## Set task
List each line of the data that holds the word "стеснения".

[Data records]
:::::

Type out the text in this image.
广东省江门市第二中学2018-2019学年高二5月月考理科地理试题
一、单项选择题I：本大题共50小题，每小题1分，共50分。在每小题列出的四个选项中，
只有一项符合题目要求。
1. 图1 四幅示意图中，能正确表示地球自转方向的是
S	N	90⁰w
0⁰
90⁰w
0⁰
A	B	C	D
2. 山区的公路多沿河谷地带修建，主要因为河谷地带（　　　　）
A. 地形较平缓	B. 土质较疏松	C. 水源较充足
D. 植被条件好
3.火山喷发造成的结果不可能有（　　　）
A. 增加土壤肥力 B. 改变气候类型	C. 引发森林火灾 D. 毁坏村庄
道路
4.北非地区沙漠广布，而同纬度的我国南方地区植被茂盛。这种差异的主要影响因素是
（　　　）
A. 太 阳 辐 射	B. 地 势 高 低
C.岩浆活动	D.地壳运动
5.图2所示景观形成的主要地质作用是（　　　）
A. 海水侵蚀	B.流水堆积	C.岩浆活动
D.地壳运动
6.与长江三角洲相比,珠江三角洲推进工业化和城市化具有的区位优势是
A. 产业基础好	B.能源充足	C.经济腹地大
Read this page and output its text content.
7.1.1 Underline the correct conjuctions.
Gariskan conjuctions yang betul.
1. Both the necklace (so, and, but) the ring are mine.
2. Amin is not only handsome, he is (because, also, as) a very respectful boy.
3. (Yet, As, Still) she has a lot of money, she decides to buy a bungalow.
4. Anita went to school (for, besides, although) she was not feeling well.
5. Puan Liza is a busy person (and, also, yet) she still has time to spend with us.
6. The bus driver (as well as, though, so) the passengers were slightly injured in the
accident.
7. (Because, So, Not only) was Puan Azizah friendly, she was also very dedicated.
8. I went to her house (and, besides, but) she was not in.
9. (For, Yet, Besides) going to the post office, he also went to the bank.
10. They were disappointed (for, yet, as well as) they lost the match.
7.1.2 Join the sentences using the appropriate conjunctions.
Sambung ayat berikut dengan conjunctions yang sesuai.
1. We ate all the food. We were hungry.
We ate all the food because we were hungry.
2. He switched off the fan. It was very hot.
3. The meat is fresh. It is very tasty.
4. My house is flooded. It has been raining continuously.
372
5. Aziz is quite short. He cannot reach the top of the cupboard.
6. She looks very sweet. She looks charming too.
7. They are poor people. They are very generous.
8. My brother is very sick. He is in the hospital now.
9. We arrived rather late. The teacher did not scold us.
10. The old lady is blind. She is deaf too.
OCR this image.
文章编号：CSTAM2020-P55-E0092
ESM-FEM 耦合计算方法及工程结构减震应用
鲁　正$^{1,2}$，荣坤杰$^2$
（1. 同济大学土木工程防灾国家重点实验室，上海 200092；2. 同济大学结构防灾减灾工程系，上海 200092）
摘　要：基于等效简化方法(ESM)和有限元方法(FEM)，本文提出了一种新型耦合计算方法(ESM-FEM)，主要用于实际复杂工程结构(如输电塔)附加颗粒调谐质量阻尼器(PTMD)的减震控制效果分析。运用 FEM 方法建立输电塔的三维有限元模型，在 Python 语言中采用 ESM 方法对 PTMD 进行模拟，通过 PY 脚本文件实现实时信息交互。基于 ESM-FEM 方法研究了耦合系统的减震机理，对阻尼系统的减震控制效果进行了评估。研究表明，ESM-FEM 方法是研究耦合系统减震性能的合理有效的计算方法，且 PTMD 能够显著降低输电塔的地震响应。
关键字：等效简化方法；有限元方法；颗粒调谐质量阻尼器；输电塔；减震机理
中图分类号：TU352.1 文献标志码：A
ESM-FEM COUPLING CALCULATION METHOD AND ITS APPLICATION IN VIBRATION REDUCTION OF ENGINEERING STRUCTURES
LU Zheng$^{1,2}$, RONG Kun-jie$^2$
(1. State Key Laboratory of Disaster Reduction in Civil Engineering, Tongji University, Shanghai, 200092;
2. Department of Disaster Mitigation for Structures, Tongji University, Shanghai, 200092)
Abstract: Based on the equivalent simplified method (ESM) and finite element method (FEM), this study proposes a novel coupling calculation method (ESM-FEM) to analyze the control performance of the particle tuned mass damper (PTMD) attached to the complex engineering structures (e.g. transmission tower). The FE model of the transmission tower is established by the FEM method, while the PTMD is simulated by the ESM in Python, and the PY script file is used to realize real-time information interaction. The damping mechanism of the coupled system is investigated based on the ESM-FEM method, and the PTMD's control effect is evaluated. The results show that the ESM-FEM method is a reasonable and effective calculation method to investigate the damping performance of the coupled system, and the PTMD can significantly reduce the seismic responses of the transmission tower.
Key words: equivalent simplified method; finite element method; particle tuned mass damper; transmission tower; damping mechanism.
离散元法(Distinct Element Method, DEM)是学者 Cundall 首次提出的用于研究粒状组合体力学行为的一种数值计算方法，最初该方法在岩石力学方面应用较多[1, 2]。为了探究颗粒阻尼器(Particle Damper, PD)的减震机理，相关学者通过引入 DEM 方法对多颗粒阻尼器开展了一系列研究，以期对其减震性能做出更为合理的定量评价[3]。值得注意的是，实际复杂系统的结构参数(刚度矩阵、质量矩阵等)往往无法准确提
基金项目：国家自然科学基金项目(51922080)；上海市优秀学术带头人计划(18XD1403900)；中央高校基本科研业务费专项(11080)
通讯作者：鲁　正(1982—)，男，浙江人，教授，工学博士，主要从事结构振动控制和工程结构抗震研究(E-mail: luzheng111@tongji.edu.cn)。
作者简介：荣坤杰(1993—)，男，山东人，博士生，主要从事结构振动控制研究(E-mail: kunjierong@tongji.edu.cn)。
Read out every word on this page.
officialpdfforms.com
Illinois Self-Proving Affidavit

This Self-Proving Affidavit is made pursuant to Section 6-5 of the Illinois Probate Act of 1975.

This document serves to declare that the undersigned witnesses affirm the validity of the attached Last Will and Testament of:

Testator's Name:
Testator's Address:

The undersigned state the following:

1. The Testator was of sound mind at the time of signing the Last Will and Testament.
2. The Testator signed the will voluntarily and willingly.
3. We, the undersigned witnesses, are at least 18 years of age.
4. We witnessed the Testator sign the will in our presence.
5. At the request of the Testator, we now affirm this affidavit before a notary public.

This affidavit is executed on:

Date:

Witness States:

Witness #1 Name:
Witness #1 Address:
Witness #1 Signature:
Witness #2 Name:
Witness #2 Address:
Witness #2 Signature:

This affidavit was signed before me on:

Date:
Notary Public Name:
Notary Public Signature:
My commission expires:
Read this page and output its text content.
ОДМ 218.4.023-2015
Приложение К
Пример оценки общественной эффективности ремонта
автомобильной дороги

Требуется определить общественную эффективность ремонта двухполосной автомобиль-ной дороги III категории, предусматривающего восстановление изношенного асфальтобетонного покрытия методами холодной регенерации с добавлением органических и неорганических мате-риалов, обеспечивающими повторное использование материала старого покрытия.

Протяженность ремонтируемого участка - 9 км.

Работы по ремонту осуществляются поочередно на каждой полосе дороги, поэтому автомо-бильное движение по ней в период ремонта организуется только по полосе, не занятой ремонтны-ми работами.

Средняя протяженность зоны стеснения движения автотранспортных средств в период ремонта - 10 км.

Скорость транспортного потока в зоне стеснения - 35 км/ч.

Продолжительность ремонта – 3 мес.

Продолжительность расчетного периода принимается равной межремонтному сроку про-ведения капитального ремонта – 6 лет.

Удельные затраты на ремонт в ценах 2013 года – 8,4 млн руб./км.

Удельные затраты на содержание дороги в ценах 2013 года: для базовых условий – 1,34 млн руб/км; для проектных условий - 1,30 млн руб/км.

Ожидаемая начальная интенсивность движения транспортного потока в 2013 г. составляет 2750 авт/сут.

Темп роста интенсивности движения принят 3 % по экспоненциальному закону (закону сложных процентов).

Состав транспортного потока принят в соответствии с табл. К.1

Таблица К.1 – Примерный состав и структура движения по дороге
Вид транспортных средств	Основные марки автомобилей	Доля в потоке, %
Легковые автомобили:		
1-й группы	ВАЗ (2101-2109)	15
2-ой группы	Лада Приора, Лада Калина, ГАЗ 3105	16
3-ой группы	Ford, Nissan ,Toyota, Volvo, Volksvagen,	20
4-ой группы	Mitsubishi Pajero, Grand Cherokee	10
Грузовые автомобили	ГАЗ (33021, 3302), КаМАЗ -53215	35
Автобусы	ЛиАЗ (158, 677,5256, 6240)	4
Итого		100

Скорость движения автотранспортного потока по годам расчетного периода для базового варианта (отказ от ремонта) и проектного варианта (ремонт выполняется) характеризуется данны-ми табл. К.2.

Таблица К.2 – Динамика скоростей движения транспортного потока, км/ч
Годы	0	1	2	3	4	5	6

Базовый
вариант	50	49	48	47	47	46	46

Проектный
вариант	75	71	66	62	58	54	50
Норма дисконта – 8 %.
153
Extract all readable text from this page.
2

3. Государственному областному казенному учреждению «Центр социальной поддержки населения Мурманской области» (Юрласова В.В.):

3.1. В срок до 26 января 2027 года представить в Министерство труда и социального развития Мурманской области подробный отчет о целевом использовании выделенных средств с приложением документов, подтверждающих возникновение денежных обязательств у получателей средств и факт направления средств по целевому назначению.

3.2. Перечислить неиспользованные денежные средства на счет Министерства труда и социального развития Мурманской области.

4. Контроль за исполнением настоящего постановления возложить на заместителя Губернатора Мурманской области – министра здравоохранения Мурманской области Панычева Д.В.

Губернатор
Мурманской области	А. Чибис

:::::

## Task output
Средняя протяженность зоны стеснения движения автотранспортных средств в период ремонта - 10 км.
Скорость транспортного потока в зоне стеснения - 35 км/ч.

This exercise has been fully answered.